What is required
Give the number of lines in the listing that hold the word "kazmayım". Write nothing but that number.

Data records
......

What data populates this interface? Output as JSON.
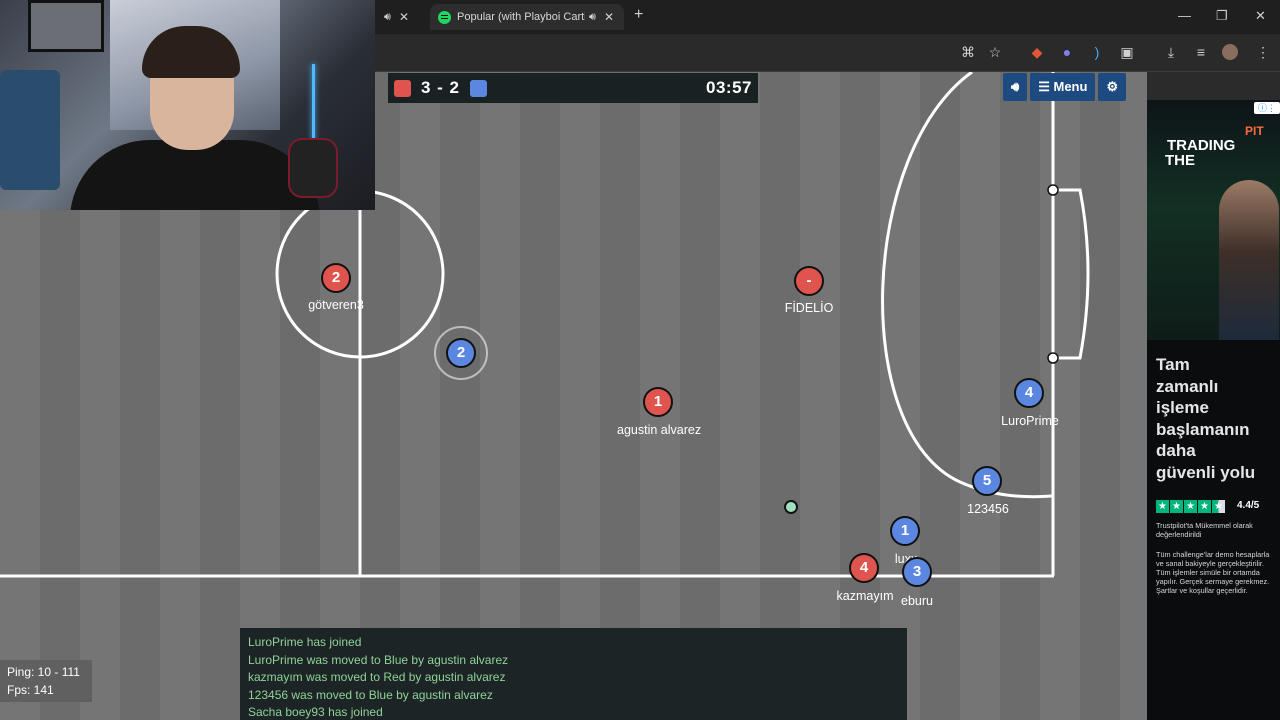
{
  "browser": {
    "tabs": [
      {
        "title": "",
        "active": false
      },
      {
        "title": "Popular (with Playboi Carti",
        "active": true
      }
    ],
    "tab_close": "✕",
    "new_tab": "+",
    "window": {
      "minimize": "—",
      "maximize": "❐",
      "close": "✕"
    }
  },
  "game": {
    "score": "3 - 2",
    "timer": "03:57",
    "team_colors": {
      "red": "#e0544f",
      "blue": "#5b87e0"
    },
    "menu_label": "Menu",
    "players": [
      {
        "team": "red",
        "number": "2",
        "name": "götveren3"
      },
      {
        "team": "blue",
        "number": "2",
        "name": ""
      },
      {
        "team": "red",
        "number": "-",
        "name": "FİDELİO"
      },
      {
        "team": "red",
        "number": "1",
        "name": "agustin alvarez"
      },
      {
        "team": "blue",
        "number": "4",
        "name": "LuroPrime"
      },
      {
        "team": "blue",
        "number": "5",
        "name": "123456"
      },
      {
        "team": "blue",
        "number": "1",
        "name": "luxx"
      },
      {
        "team": "red",
        "number": "4",
        "name": "kazmayım"
      },
      {
        "team": "blue",
        "number": "3",
        "name": "eburu"
      }
    ],
    "chat": [
      "LuroPrime has joined",
      "LuroPrime was moved to Blue by agustin alvarez",
      "kazmayım was moved to Red by agustin alvarez",
      "123456 was moved to Blue by agustin alvarez",
      "Sacha boey93 has joined"
    ],
    "ping": "Ping: 10 - 111",
    "fps": "Fps: 141"
  },
  "ad": {
    "brand": "PIT",
    "title": [
      "TRADING",
      "THE"
    ],
    "headline": [
      "Tam",
      "zamanlı",
      "işleme",
      "başlamanın",
      "daha",
      "güvenli yolu"
    ],
    "rating": "4.4/5",
    "trust_text": "Trustpilot'ta Mükemmel olarak değerlendirildi",
    "disclaimer": "Tüm challenge'lar demo hesaplarla ve sanal bakiyeyle gerçekleştirilir. Tüm işlemler simüle bir ortamda yapılır. Gerçek sermaye gerekmez. Şartlar ve koşullar geçerlidir."
  }
}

......

Solution for this exercise
2